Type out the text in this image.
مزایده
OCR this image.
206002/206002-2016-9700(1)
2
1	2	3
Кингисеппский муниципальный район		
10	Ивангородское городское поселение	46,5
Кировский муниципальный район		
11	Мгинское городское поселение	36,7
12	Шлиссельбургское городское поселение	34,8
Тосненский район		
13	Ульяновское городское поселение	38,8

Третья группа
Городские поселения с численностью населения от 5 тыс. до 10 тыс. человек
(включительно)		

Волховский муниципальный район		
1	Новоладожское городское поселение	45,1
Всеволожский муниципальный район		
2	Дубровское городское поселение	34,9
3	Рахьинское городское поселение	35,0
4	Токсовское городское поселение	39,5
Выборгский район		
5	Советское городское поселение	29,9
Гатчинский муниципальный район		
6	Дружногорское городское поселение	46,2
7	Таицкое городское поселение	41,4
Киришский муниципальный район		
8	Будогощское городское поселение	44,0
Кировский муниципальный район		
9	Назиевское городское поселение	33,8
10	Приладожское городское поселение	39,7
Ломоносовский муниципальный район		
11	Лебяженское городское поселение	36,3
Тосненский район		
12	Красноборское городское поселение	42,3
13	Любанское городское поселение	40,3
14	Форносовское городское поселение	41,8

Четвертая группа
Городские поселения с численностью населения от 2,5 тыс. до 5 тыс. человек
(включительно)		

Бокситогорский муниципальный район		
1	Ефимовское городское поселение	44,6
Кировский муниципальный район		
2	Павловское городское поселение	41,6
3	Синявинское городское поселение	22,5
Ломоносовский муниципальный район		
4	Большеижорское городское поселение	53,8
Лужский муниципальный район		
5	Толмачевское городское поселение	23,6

===============

PROBLEM TO WORK ON: Each entry above is to be quoted exactly.

FINISHED EXERCISE:
Type out the text in this image.
مزایده
OCR this image.
206002/206002-2016-9700(1)
2
1	2	3
Кингисеппский муниципальный район		
10	Ивангородское городское поселение	46,5
Кировский муниципальный район		
11	Мгинское городское поселение	36,7
12	Шлиссельбургское городское поселение	34,8
Тосненский район		
13	Ульяновское городское поселение	38,8

Третья группа
Городские поселения с численностью населения от 5 тыс. до 10 тыс. человек
(включительно)		

Волховский муниципальный район		
1	Новоладожское городское поселение	45,1
Всеволожский муниципальный район		
2	Дубровское городское поселение	34,9
3	Рахьинское городское поселение	35,0
4	Токсовское городское поселение	39,5
Выборгский район		
5	Советское городское поселение	29,9
Гатчинский муниципальный район		
6	Дружногорское городское поселение	46,2
7	Таицкое городское поселение	41,4
Киришский муниципальный район		
8	Будогощское городское поселение	44,0
Кировский муниципальный район		
9	Назиевское городское поселение	33,8
10	Приладожское городское поселение	39,7
Ломоносовский муниципальный район		
11	Лебяженское городское поселение	36,3
Тосненский район		
12	Красноборское городское поселение	42,3
13	Любанское городское поселение	40,3
14	Форносовское городское поселение	41,8

Четвертая группа
Городские поселения с численностью населения от 2,5 тыс. до 5 тыс. человек
(включительно)		

Бокситогорский муниципальный район		
1	Ефимовское городское поселение	44,6
Кировский муниципальный район		
2	Павловское городское поселение	41,6
3	Синявинское городское поселение	22,5
Ломоносовский муниципальный район		
4	Большеижорское городское поселение	53,8
Лужский муниципальный район		
5	Толмачевское городское поселение	23,6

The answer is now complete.